### [Directive]
In the copy, keep every record exact and leave out all images.

====== Records provided ======

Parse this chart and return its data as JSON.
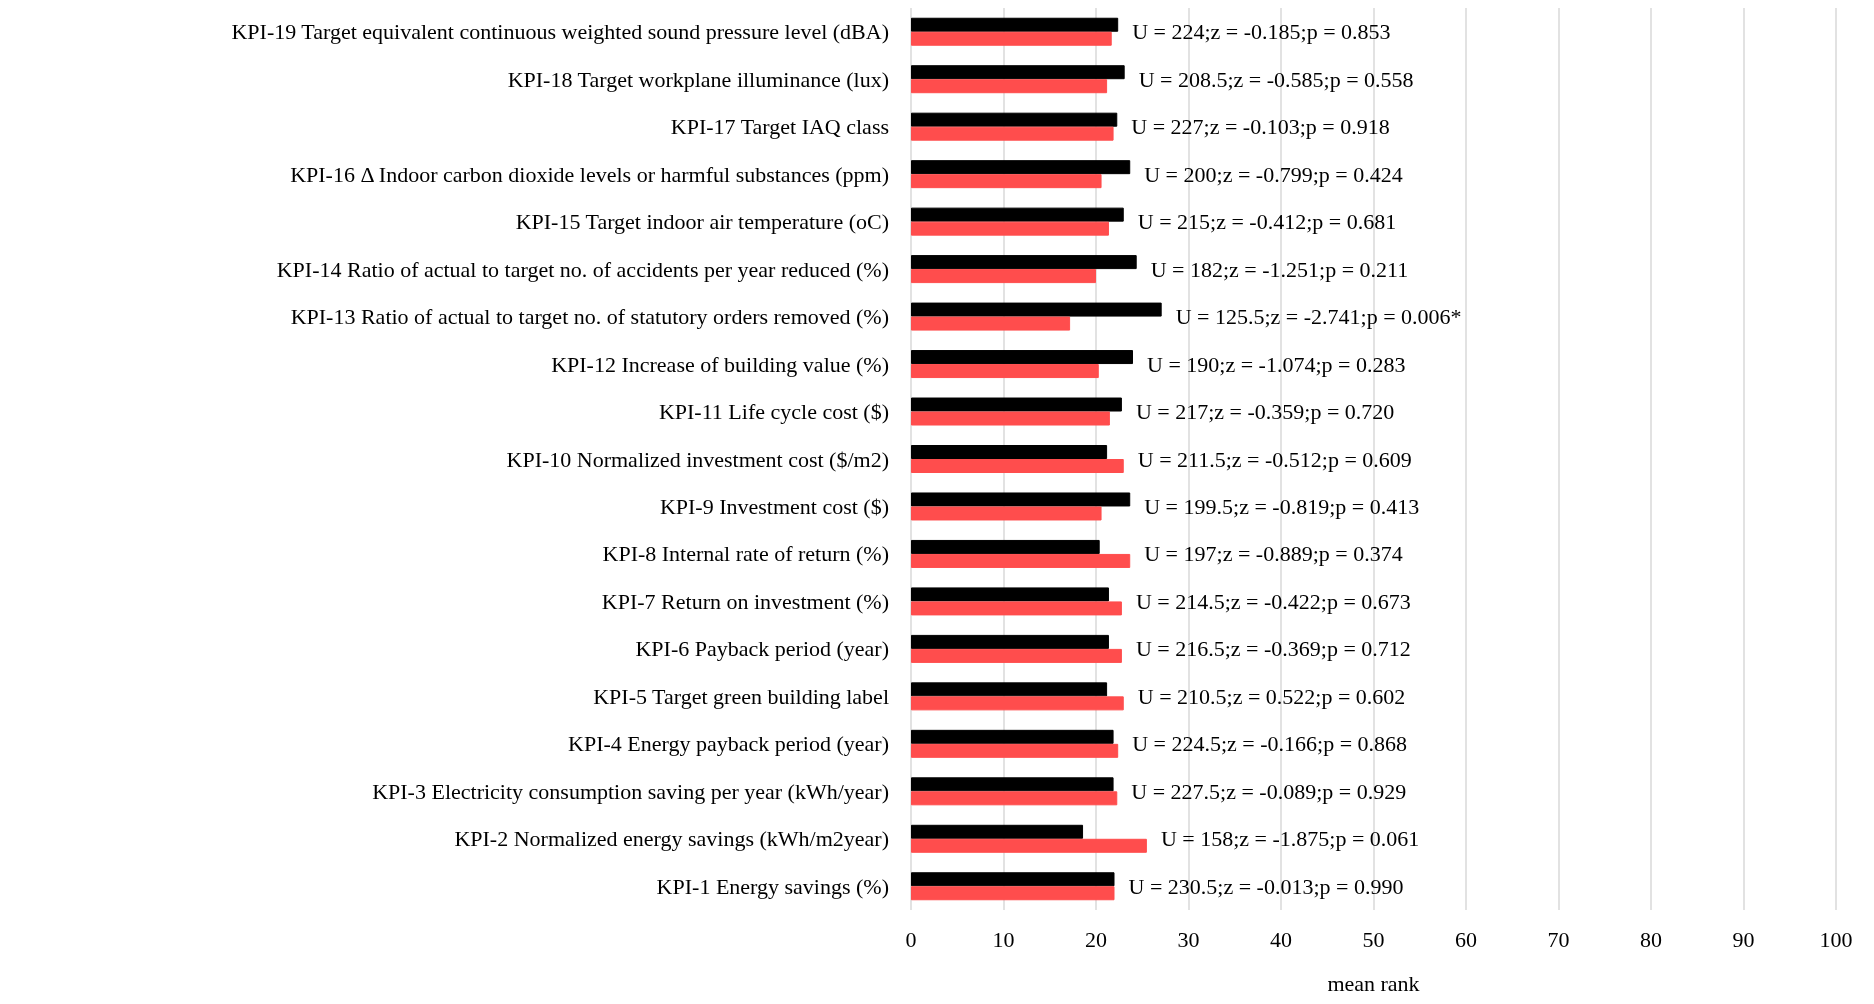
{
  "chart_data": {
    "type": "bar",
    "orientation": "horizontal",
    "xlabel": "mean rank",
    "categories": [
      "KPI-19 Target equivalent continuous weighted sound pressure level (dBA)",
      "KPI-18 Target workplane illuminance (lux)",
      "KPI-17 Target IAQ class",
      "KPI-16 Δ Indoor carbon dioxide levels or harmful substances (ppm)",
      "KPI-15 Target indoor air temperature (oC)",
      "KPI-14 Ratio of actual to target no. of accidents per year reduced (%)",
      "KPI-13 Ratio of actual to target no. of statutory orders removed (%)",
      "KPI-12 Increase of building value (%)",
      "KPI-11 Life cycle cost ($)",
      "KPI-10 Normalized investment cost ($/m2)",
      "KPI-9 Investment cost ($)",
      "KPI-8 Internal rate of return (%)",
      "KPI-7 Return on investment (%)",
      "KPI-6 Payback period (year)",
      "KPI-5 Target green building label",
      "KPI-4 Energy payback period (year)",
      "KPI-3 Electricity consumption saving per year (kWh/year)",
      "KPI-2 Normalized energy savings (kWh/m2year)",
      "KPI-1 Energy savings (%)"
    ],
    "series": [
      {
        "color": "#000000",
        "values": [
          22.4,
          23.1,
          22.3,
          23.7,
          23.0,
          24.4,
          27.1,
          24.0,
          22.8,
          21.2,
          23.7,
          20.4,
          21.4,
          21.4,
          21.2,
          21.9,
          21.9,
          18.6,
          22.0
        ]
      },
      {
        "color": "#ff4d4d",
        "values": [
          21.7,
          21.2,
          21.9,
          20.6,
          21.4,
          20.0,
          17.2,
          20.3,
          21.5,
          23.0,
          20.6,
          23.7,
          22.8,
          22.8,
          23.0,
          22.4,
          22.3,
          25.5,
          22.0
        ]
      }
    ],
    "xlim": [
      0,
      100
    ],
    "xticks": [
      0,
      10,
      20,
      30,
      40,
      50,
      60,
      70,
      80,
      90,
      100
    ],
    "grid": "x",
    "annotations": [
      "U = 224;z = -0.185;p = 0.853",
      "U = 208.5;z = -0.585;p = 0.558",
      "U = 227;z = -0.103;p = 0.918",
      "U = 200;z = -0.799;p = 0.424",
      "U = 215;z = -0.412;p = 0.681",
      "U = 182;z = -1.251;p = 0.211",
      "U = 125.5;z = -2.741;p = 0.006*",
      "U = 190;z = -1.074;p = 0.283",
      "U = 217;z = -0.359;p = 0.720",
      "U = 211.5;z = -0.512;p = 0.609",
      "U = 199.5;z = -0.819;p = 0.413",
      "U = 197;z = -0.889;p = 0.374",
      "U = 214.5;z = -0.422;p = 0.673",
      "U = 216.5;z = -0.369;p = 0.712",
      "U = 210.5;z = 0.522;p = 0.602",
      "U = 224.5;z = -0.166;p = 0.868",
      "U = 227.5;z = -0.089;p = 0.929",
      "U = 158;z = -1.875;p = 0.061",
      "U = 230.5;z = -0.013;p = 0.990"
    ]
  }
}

======

### [Answer to this exercise]
Parse this chart and return its data as JSON.
{
  "chart_data": {
    "type": "bar",
    "orientation": "horizontal",
    "xlabel": "mean rank",
    "categories": [
      "KPI-19 Target equivalent continuous weighted sound pressure level (dBA)",
      "KPI-18 Target workplane illuminance (lux)",
      "KPI-17 Target IAQ class",
      "KPI-16 Δ Indoor carbon dioxide levels or harmful substances (ppm)",
      "KPI-15 Target indoor air temperature (oC)",
      "KPI-14 Ratio of actual to target no. of accidents per year reduced (%)",
      "KPI-13 Ratio of actual to target no. of statutory orders removed (%)",
      "KPI-12 Increase of building value (%)",
      "KPI-11 Life cycle cost ($)",
      "KPI-10 Normalized investment cost ($/m2)",
      "KPI-9 Investment cost ($)",
      "KPI-8 Internal rate of return (%)",
      "KPI-7 Return on investment (%)",
      "KPI-6 Payback period (year)",
      "KPI-5 Target green building label",
      "KPI-4 Energy payback period (year)",
      "KPI-3 Electricity consumption saving per year (kWh/year)",
      "KPI-2 Normalized energy savings (kWh/m2year)",
      "KPI-1 Energy savings (%)"
    ],
    "series": [
      {
        "color": "#000000",
        "values": [
          22.4,
          23.1,
          22.3,
          23.7,
          23.0,
          24.4,
          27.1,
          24.0,
          22.8,
          21.2,
          23.7,
          20.4,
          21.4,
          21.4,
          21.2,
          21.9,
          21.9,
          18.6,
          22.0
        ]
      },
      {
        "color": "#ff4d4d",
        "values": [
          21.7,
          21.2,
          21.9,
          20.6,
          21.4,
          20.0,
          17.2,
          20.3,
          21.5,
          23.0,
          20.6,
          23.7,
          22.8,
          22.8,
          23.0,
          22.4,
          22.3,
          25.5,
          22.0
        ]
      }
    ],
    "xlim": [
      0,
      100
    ],
    "xticks": [
      0,
      10,
      20,
      30,
      40,
      50,
      60,
      70,
      80,
      90,
      100
    ],
    "grid": "x",
    "annotations": [
      "U = 224;z = -0.185;p = 0.853",
      "U = 208.5;z = -0.585;p = 0.558",
      "U = 227;z = -0.103;p = 0.918",
      "U = 200;z = -0.799;p = 0.424",
      "U = 215;z = -0.412;p = 0.681",
      "U = 182;z = -1.251;p = 0.211",
      "U = 125.5;z = -2.741;p = 0.006*",
      "U = 190;z = -1.074;p = 0.283",
      "U = 217;z = -0.359;p = 0.720",
      "U = 211.5;z = -0.512;p = 0.609",
      "U = 199.5;z = -0.819;p = 0.413",
      "U = 197;z = -0.889;p = 0.374",
      "U = 214.5;z = -0.422;p = 0.673",
      "U = 216.5;z = -0.369;p = 0.712",
      "U = 210.5;z = 0.522;p = 0.602",
      "U = 224.5;z = -0.166;p = 0.868",
      "U = 227.5;z = -0.089;p = 0.929",
      "U = 158;z = -1.875;p = 0.061",
      "U = 230.5;z = -0.013;p = 0.990"
    ]
  }
}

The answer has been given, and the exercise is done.